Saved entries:
>>>>>

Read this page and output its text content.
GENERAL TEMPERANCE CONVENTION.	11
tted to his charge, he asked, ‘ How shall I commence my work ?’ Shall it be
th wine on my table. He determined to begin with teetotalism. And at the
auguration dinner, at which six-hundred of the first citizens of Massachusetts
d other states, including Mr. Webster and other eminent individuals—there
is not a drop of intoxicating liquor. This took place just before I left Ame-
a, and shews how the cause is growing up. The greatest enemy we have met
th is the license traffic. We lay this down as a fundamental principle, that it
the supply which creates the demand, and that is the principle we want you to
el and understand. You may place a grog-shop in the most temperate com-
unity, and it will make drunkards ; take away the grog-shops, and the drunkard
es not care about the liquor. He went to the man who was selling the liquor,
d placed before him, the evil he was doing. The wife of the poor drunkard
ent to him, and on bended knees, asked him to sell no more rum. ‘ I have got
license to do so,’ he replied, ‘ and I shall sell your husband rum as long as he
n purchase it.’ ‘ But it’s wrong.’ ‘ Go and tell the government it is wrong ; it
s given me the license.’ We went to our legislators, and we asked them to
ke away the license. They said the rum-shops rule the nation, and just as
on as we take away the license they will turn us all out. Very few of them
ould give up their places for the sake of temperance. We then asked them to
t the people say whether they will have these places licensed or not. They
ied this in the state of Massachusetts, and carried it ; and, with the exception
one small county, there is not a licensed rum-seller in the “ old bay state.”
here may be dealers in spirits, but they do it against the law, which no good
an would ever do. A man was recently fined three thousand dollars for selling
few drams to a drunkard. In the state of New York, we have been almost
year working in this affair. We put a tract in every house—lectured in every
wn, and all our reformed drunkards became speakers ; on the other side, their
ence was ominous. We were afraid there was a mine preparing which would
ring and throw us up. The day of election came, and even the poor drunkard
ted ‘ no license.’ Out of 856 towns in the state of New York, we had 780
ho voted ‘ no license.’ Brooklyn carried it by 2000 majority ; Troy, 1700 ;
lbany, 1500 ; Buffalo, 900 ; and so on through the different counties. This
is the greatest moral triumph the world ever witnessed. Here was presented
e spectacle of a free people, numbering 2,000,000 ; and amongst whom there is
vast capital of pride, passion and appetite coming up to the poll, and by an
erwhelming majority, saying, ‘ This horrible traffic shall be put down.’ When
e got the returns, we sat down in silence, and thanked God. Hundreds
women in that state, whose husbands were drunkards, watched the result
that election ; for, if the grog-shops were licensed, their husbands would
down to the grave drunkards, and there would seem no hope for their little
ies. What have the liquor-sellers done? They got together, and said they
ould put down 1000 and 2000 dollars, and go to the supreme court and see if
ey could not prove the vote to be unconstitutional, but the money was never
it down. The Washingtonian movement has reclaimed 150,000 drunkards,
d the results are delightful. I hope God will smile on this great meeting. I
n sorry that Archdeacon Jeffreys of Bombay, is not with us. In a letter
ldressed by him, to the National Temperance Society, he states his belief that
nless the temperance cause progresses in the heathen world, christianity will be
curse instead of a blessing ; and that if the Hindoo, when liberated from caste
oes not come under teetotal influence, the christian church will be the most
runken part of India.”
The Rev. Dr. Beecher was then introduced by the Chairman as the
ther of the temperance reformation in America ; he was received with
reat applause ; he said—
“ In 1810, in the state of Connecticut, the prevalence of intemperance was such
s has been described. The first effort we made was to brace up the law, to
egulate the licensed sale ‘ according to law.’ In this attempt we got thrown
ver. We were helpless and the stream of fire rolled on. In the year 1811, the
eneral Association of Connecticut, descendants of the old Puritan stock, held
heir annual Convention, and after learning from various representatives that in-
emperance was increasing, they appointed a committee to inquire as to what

<<<<<

**WRITTEN EXERCISE**
Your task is to reproduce the whole listing exactly.

**ANSWER TO THE EXERCISE**
Read this page and output its text content.
GENERAL TEMPERANCE CONVENTION.	11
tted to his charge, he asked, ‘ How shall I commence my work ?’ Shall it be
th wine on my table. He determined to begin with teetotalism. And at the
auguration dinner, at which six-hundred of the first citizens of Massachusetts
d other states, including Mr. Webster and other eminent individuals—there
is not a drop of intoxicating liquor. This took place just before I left Ame-
a, and shews how the cause is growing up. The greatest enemy we have met
th is the license traffic. We lay this down as a fundamental principle, that it
the supply which creates the demand, and that is the principle we want you to
el and understand. You may place a grog-shop in the most temperate com-
unity, and it will make drunkards ; take away the grog-shops, and the drunkard
es not care about the liquor. He went to the man who was selling the liquor,
d placed before him, the evil he was doing. The wife of the poor drunkard
ent to him, and on bended knees, asked him to sell no more rum. ‘ I have got
license to do so,’ he replied, ‘ and I shall sell your husband rum as long as he
n purchase it.’ ‘ But it’s wrong.’ ‘ Go and tell the government it is wrong ; it
s given me the license.’ We went to our legislators, and we asked them to
ke away the license. They said the rum-shops rule the nation, and just as
on as we take away the license they will turn us all out. Very few of them
ould give up their places for the sake of temperance. We then asked them to
t the people say whether they will have these places licensed or not. They
ied this in the state of Massachusetts, and carried it ; and, with the exception
one small county, there is not a licensed rum-seller in the “ old bay state.”
here may be dealers in spirits, but they do it against the law, which no good
an would ever do. A man was recently fined three thousand dollars for selling
few drams to a drunkard. In the state of New York, we have been almost
year working in this affair. We put a tract in every house—lectured in every
wn, and all our reformed drunkards became speakers ; on the other side, their
ence was ominous. We were afraid there was a mine preparing which would
ring and throw us up. The day of election came, and even the poor drunkard
ted ‘ no license.’ Out of 856 towns in the state of New York, we had 780
ho voted ‘ no license.’ Brooklyn carried it by 2000 majority ; Troy, 1700 ;
lbany, 1500 ; Buffalo, 900 ; and so on through the different counties. This
is the greatest moral triumph the world ever witnessed. Here was presented
e spectacle of a free people, numbering 2,000,000 ; and amongst whom there is
vast capital of pride, passion and appetite coming up to the poll, and by an
erwhelming majority, saying, ‘ This horrible traffic shall be put down.’ When
e got the returns, we sat down in silence, and thanked God. Hundreds
women in that state, whose husbands were drunkards, watched the result
that election ; for, if the grog-shops were licensed, their husbands would
down to the grave drunkards, and there would seem no hope for their little
ies. What have the liquor-sellers done? They got together, and said they
ould put down 1000 and 2000 dollars, and go to the supreme court and see if
ey could not prove the vote to be unconstitutional, but the money was never
it down. The Washingtonian movement has reclaimed 150,000 drunkards,
d the results are delightful. I hope God will smile on this great meeting. I
n sorry that Archdeacon Jeffreys of Bombay, is not with us. In a letter
ldressed by him, to the National Temperance Society, he states his belief that
nless the temperance cause progresses in the heathen world, christianity will be
curse instead of a blessing ; and that if the Hindoo, when liberated from caste
oes not come under teetotal influence, the christian church will be the most
runken part of India.”
The Rev. Dr. Beecher was then introduced by the Chairman as the
ther of the temperance reformation in America ; he was received with
reat applause ; he said—
“ In 1810, in the state of Connecticut, the prevalence of intemperance was such
s has been described. The first effort we made was to brace up the law, to
egulate the licensed sale ‘ according to law.’ In this attempt we got thrown
ver. We were helpless and the stream of fire rolled on. In the year 1811, the
eneral Association of Connecticut, descendants of the old Puritan stock, held
heir annual Convention, and after learning from various representatives that in-
emperance was increasing, they appointed a committee to inquire as to what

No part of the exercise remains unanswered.